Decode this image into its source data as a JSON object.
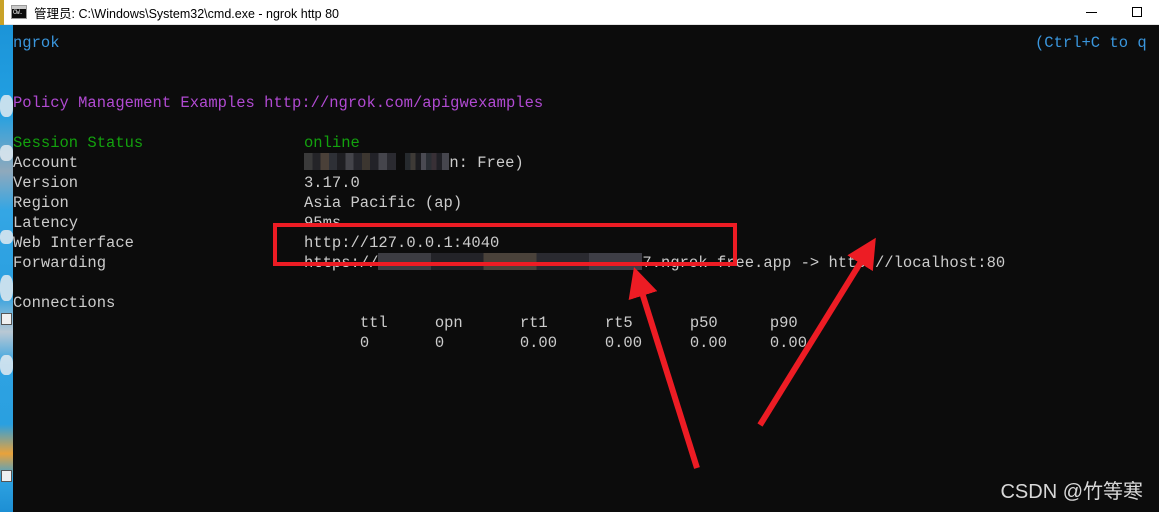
{
  "window": {
    "title": "管理员: C:\\Windows\\System32\\cmd.exe - ngrok  http 80",
    "icon_name": "cmd-console-icon",
    "icon_glyph": "CW.",
    "controls": {
      "minimize_label": "Minimize",
      "maximize_label": "Maximize"
    }
  },
  "console": {
    "brand": "ngrok",
    "ctrl_hint": "(Ctrl+C to q",
    "banner": "Policy Management Examples http://ngrok.com/apigwexamples",
    "session": {
      "rows": [
        {
          "label": "Session Status",
          "value": "online",
          "label_color": "#13a10e",
          "value_color": "#13a10e",
          "redacted": false
        },
        {
          "label": "Account",
          "value": "n: Free)",
          "label_color": "#cccccc",
          "value_color": "#cccccc",
          "redacted": true
        },
        {
          "label": "Version",
          "value": "3.17.0",
          "label_color": "#cccccc",
          "value_color": "#cccccc",
          "redacted": false
        },
        {
          "label": "Region",
          "value": "Asia Pacific (ap)",
          "label_color": "#cccccc",
          "value_color": "#cccccc",
          "redacted": false
        },
        {
          "label": "Latency",
          "value": "95ms",
          "label_color": "#cccccc",
          "value_color": "#cccccc",
          "redacted": false
        },
        {
          "label": "Web Interface",
          "value": "http://127.0.0.1:4040",
          "label_color": "#cccccc",
          "value_color": "#cccccc",
          "redacted": false
        },
        {
          "label": "Forwarding",
          "value": "",
          "label_color": "#cccccc",
          "value_color": "#cccccc",
          "redacted": true
        }
      ],
      "forwarding": {
        "scheme": "https://",
        "host_suffix": "7.ngrok-free.app",
        "arrow": "->",
        "target": "http://localhost:80"
      }
    },
    "connections": {
      "label": "Connections",
      "headers": [
        "ttl",
        "opn",
        "rt1",
        "rt5",
        "p50",
        "p90"
      ],
      "values": [
        "0",
        "0",
        "0.00",
        "0.00",
        "0.00",
        "0.00"
      ]
    }
  },
  "annotations": {
    "box_label": "forwarding-url-highlight",
    "arrow_left_label": "arrow-to-forwarding-box",
    "arrow_right_label": "arrow-to-localhost-target",
    "color": "#ed1c24"
  },
  "watermark": {
    "text": "CSDN @竹等寒"
  }
}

=-=-=-=-=

Above are records with pictures; repeat the records exactly and leave the pictures out.

Decode this image into its source data as a JSON object.
{
  "window": {
    "title": "管理员: C:\\Windows\\System32\\cmd.exe - ngrok  http 80",
    "icon_name": "cmd-console-icon",
    "icon_glyph": "CW.",
    "controls": {
      "minimize_label": "Minimize",
      "maximize_label": "Maximize"
    }
  },
  "console": {
    "brand": "ngrok",
    "ctrl_hint": "(Ctrl+C to q",
    "banner": "Policy Management Examples http://ngrok.com/apigwexamples",
    "session": {
      "rows": [
        {
          "label": "Session Status",
          "value": "online",
          "label_color": "#13a10e",
          "value_color": "#13a10e",
          "redacted": false
        },
        {
          "label": "Account",
          "value": "n: Free)",
          "label_color": "#cccccc",
          "value_color": "#cccccc",
          "redacted": true
        },
        {
          "label": "Version",
          "value": "3.17.0",
          "label_color": "#cccccc",
          "value_color": "#cccccc",
          "redacted": false
        },
        {
          "label": "Region",
          "value": "Asia Pacific (ap)",
          "label_color": "#cccccc",
          "value_color": "#cccccc",
          "redacted": false
        },
        {
          "label": "Latency",
          "value": "95ms",
          "label_color": "#cccccc",
          "value_color": "#cccccc",
          "redacted": false
        },
        {
          "label": "Web Interface",
          "value": "http://127.0.0.1:4040",
          "label_color": "#cccccc",
          "value_color": "#cccccc",
          "redacted": false
        },
        {
          "label": "Forwarding",
          "value": "",
          "label_color": "#cccccc",
          "value_color": "#cccccc",
          "redacted": true
        }
      ],
      "forwarding": {
        "scheme": "https://",
        "host_suffix": "7.ngrok-free.app",
        "arrow": "->",
        "target": "http://localhost:80"
      }
    },
    "connections": {
      "label": "Connections",
      "headers": [
        "ttl",
        "opn",
        "rt1",
        "rt5",
        "p50",
        "p90"
      ],
      "values": [
        "0",
        "0",
        "0.00",
        "0.00",
        "0.00",
        "0.00"
      ]
    }
  },
  "annotations": {
    "box_label": "forwarding-url-highlight",
    "arrow_left_label": "arrow-to-forwarding-box",
    "arrow_right_label": "arrow-to-localhost-target",
    "color": "#ed1c24"
  },
  "watermark": {
    "text": "CSDN @竹等寒"
  }
}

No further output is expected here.